» GIVEN PROBLEM: Copy each line of the entries that contains the word "style".

» DATA SUPPLIED:
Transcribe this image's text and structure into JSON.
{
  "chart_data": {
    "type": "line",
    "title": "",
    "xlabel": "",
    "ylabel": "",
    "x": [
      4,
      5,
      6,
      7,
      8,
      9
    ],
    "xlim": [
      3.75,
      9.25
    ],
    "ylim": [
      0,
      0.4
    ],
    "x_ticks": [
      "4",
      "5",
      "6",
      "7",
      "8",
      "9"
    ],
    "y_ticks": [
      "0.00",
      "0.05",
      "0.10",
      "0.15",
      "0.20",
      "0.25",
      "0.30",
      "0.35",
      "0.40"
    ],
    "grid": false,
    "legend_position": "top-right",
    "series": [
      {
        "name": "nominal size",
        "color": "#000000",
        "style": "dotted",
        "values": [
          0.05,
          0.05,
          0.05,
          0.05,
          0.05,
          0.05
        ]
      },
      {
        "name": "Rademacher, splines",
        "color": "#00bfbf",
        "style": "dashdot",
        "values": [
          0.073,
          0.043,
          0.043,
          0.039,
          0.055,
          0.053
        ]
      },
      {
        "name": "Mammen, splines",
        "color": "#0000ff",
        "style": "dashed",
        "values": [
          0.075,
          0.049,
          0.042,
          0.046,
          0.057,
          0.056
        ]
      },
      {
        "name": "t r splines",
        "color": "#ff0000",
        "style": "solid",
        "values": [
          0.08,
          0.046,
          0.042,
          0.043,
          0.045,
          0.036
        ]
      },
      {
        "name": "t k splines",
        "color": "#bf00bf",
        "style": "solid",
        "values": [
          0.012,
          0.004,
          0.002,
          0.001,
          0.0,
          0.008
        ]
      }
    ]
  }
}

» THE COMPLETED TASK:
        "style": "dotted",
        "style": "dashdot",
        "style": "dashed",
        "style": "solid",
        "style": "solid",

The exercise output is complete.